▶ **DATASET ROWS**:

------------

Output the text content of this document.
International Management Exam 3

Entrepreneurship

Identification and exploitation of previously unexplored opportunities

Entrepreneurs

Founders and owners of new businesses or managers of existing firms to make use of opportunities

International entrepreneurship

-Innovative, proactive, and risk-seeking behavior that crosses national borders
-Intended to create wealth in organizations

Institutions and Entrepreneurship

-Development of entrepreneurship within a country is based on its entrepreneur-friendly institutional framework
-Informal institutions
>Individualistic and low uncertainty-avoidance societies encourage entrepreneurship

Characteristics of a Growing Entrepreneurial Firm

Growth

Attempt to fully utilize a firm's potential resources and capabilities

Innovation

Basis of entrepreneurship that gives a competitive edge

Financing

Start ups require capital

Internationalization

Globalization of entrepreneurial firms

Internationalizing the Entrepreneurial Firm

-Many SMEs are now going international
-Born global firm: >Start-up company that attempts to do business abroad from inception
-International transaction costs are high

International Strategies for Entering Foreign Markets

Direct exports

------------

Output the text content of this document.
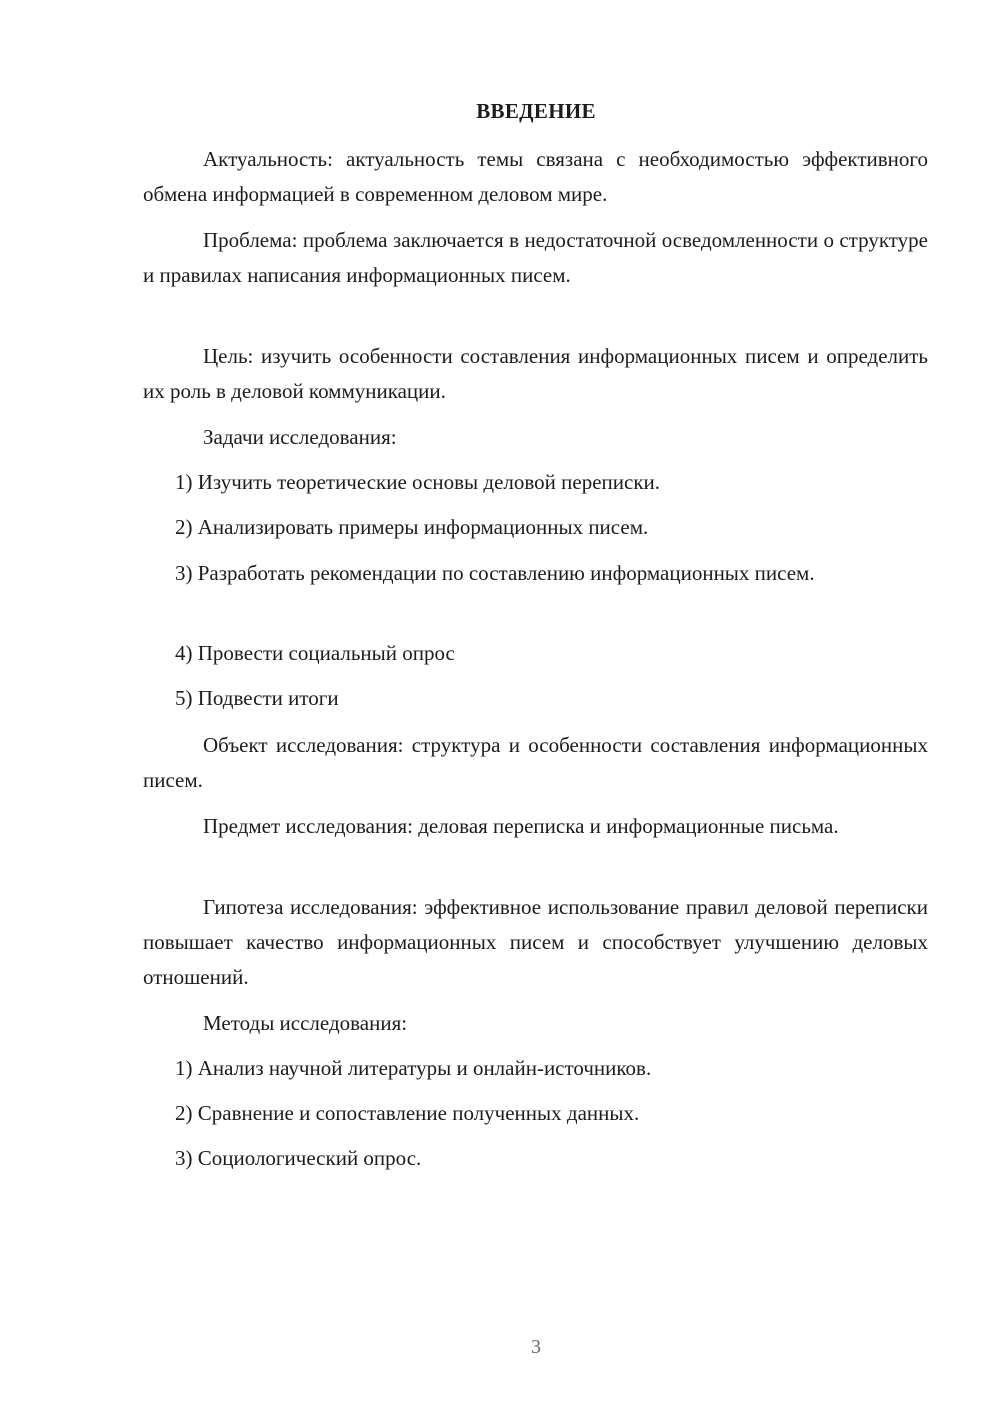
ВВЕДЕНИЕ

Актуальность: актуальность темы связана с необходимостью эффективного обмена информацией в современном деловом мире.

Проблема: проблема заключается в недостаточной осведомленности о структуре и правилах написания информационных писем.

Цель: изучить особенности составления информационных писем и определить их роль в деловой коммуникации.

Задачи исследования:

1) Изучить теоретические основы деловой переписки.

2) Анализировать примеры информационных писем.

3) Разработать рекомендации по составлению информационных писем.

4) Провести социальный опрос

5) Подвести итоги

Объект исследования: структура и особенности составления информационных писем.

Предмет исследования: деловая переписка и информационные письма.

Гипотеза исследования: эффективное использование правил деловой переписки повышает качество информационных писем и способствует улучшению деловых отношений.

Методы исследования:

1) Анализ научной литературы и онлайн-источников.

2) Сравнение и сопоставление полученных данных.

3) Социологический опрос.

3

------------

Give the number of lines in the entries that hold the word "составления", and nothing else.

2